- **Document text**
* Begin *

2

I made an observation while patching a LIST in C* and hope somebody could give me a hint if there is a rational explanation for this (ignoring if the use case is actually valid).

Assume a simple table with only one primary key and one column of type list.

CREATE TABLE ks.tbl(col_primary varchar,varchar_list list<varchar>,PRIMARY KEY(col_primary)) ;

Adding to that table one row with a list of some entries in the table.

INSERT INTO ks.tbl (col_primary,varchar_list) VALUES ('0815',['OlencUIkqqlVOFPiwsoEJM','JamilUOHIOXTWuGp','AbdulvZaeQDJOdu','GoldaGugnVNnbdSBpRpd','BrennaVvYuDyERsKvVW','FletcherpkkCYpEBket','DaytonglCSvswZQTEj','EdTUkTShUerYcfiSvCIH','LandenLTThnmlAAULJwdNwAma','IsabellelrDcMFHsyBGT','ArielOhIcLglehg','BellrtifChchjMZ','EmelieDdlViBlHUPQbxyUC']);

And finally updating the row with the following entry.

UPDATE ks.tbl SET varchar_list[1]=null,varchar_list[0]='MEGGCJOFic',varchar_list=varchar_list+['nwbaGsGbcd'] WHERE col_primary='0815' IF EXISTS;

The expected output for the list is (and most of the time actually is)

['MEGGCJOFic', 'AbdulvZaeQDJOdu', 'GoldaGugnVNnbdSBpRpd', 'BrennaVvYuDyERsKvVW', 'FletcherpkkCYpEBket', 'DaytonglCSvswZQTEj', 'EdTUkTShUerYcfiSvCIH', 'LandenLTThnmlAAULJwdNwAma', 'IsabellelrDcMFHsyBGT', 'ArielOhIcLglehg', 'BellrtifChchjMZ', 'EmelieDdlViBlHUPQbxyUC', 'nwbaGsGbcd']

Now applying this to a setup with two datacenters (US, EU) and using a consistency level of LOCAL_ONE and using one datacenter for updating and the other for reading a surprising result being returned is:

 ['MEGGCJOFic', 'nwbaGsGbcd']

That's exactly the two elements which have changed. After some time the list resolves itself and the expected content is being returned.

* End *

- **Input**
* Begin *

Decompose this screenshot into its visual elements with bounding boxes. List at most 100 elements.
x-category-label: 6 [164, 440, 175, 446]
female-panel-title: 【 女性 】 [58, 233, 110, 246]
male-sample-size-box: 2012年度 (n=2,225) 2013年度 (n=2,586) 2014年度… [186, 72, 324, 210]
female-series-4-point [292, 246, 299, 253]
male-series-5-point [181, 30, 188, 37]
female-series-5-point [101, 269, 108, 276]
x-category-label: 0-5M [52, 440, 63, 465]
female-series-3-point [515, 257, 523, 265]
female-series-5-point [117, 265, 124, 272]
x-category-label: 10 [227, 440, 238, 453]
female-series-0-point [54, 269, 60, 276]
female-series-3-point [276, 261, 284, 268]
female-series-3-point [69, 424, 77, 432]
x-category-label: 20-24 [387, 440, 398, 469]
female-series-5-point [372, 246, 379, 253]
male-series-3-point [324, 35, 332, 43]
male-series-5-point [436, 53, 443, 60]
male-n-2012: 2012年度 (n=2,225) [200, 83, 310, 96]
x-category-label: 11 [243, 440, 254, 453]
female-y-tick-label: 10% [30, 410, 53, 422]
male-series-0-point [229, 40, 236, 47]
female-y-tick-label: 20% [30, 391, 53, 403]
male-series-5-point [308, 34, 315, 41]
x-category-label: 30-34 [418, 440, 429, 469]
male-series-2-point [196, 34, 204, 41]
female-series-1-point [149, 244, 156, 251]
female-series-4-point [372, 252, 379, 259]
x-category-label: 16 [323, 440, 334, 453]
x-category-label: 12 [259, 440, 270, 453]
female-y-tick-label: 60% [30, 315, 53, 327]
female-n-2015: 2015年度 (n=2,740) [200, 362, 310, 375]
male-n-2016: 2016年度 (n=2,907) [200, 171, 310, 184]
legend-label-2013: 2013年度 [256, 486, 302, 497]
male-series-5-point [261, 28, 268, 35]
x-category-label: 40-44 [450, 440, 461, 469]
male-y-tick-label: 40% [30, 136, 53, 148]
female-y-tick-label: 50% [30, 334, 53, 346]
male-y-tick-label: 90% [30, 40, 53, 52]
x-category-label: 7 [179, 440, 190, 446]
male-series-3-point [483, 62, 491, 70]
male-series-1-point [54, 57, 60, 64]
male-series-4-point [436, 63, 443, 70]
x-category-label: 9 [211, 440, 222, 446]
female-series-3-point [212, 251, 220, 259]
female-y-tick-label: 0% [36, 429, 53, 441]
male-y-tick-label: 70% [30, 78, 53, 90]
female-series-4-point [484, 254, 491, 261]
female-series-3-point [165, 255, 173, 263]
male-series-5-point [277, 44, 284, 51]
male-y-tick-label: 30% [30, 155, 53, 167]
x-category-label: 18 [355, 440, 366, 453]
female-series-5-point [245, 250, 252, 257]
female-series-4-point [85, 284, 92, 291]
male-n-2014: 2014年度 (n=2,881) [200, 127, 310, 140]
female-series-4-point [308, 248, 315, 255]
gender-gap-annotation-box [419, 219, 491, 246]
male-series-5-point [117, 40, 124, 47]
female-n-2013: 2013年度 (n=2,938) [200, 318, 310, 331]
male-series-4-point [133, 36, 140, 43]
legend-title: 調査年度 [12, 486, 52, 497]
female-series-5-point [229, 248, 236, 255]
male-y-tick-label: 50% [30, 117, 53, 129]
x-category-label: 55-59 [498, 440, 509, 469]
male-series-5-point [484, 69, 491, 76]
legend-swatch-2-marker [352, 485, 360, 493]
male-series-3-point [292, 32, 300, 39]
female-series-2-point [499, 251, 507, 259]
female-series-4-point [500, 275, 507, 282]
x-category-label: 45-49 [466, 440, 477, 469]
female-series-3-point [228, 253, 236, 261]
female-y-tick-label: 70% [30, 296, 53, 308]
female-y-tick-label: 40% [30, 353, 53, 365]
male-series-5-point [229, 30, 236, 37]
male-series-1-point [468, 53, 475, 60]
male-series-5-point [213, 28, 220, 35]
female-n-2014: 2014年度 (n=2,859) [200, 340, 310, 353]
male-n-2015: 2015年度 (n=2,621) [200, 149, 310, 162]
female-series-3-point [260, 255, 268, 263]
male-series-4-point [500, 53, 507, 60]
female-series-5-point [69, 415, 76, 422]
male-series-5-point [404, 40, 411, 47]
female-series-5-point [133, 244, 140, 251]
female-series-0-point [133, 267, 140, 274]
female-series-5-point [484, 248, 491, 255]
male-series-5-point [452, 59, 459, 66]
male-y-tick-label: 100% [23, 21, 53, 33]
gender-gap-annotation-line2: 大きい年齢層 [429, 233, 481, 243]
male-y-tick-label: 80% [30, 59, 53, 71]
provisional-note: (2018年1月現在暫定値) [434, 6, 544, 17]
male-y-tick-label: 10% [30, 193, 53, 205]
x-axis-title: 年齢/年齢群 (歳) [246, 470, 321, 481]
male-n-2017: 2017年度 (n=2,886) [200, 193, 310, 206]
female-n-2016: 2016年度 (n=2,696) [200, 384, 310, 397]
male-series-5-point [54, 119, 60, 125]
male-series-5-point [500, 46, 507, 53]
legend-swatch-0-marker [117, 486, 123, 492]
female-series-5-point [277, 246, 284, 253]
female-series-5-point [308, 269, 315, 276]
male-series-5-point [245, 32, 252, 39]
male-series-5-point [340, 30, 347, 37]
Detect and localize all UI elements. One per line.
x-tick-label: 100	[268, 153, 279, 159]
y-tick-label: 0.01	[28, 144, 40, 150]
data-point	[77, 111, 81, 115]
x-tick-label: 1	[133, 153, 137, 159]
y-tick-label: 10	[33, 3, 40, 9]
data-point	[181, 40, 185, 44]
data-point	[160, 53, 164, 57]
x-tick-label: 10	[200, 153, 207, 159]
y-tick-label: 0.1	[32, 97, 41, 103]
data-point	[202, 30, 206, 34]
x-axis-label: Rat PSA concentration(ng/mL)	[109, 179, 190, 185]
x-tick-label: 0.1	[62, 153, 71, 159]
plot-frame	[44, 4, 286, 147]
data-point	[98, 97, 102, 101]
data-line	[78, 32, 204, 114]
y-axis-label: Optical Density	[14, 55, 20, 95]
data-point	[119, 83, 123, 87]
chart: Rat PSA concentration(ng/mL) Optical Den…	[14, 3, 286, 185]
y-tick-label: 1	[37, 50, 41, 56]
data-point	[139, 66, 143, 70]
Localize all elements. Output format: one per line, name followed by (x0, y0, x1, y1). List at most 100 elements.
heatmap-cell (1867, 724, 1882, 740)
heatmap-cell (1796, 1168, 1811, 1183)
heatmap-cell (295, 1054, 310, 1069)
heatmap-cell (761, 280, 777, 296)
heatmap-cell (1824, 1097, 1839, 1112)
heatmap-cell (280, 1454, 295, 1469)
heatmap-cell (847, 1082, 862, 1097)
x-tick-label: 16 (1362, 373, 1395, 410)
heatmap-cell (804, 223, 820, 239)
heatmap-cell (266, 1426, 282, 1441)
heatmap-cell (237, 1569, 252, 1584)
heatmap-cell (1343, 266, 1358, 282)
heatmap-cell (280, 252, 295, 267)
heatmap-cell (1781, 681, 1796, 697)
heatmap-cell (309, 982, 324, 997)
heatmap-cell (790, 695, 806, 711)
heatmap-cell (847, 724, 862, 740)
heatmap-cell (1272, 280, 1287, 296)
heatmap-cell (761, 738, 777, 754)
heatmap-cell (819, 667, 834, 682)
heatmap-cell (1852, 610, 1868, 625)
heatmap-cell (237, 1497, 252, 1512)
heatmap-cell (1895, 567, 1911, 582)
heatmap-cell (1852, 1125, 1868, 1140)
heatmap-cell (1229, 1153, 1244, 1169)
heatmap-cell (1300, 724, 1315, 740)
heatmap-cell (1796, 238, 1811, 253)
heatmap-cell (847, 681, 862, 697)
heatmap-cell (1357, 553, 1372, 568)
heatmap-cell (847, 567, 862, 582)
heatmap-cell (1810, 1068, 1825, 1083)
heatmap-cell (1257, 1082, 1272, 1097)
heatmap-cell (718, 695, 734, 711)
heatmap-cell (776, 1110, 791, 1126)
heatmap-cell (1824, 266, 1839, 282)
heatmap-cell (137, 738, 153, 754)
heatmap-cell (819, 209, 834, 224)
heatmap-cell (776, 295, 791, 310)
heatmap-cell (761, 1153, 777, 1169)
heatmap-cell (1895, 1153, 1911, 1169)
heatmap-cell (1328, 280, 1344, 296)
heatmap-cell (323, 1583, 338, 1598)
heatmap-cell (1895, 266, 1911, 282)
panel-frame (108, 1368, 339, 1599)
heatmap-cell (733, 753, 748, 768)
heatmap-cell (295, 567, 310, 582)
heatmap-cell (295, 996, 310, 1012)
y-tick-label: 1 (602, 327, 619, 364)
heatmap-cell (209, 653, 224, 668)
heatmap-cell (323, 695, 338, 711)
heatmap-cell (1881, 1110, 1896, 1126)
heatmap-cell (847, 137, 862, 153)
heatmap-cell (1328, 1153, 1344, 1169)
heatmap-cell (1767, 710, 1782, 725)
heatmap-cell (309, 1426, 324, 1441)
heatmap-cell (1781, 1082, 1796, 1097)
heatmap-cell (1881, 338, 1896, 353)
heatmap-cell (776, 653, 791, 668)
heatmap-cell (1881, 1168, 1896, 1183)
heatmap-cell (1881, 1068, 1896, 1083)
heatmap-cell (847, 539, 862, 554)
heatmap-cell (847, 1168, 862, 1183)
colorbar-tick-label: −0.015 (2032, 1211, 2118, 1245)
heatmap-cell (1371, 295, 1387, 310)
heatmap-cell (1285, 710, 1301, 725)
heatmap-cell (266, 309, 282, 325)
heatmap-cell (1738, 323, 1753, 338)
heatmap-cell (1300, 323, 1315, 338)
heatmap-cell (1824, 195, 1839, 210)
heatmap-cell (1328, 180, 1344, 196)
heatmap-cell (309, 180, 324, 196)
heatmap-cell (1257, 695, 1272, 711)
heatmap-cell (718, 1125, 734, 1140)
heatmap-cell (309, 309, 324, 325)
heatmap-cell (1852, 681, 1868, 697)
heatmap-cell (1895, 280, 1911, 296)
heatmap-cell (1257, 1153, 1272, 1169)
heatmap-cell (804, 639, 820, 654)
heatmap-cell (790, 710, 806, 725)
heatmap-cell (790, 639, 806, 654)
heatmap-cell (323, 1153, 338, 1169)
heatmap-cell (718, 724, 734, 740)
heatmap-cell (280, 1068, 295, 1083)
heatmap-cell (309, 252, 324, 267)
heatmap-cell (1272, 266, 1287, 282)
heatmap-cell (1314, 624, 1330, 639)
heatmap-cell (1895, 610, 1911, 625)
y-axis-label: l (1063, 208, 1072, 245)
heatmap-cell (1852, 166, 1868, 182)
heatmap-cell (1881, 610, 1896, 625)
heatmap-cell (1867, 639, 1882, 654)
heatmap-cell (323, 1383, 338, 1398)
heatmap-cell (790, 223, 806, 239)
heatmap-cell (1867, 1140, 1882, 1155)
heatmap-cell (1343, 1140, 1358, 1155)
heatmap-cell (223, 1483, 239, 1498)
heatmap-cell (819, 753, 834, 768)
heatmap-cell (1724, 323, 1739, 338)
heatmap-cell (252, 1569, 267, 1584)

* End *

- **Complete the following**
**A)** In the post about patching a Cassandra list, give the passage from "CREATE TABLE ks.tbl(col_primary" up to and including "in the table." again, substituting "record" for "row".
**B)** Retype the listing without any changes, from its first line up to and including the line containing "female-series-3-point [69, 424, 77, 432]".
The listing is unrelated to the post.

- **Expected outputs**
**A)**
CREATE TABLE ks.tbl(col_primary varchar,varchar_list list<varchar>,PRIMARY KEY(col_primary)) ;

Adding to that table one record with a list of some entries in the table.

**B)**
Decompose this screenshot into its visual elements with bounding boxes. List at most 100 elements.
x-category-label: 6 [164, 440, 175, 446]
female-panel-title: 【 女性 】 [58, 233, 110, 246]
male-sample-size-box: 2012年度 (n=2,225) 2013年度 (n=2,586) 2014年度… [186, 72, 324, 210]
female-series-4-point [292, 246, 299, 253]
male-series-5-point [181, 30, 188, 37]
female-series-5-point [101, 269, 108, 276]
x-category-label: 0-5M [52, 440, 63, 465]
female-series-3-point [515, 257, 523, 265]
female-series-5-point [117, 265, 124, 272]
x-category-label: 10 [227, 440, 238, 453]
female-series-0-point [54, 269, 60, 276]
female-series-3-point [276, 261, 284, 268]
female-series-3-point [69, 424, 77, 432]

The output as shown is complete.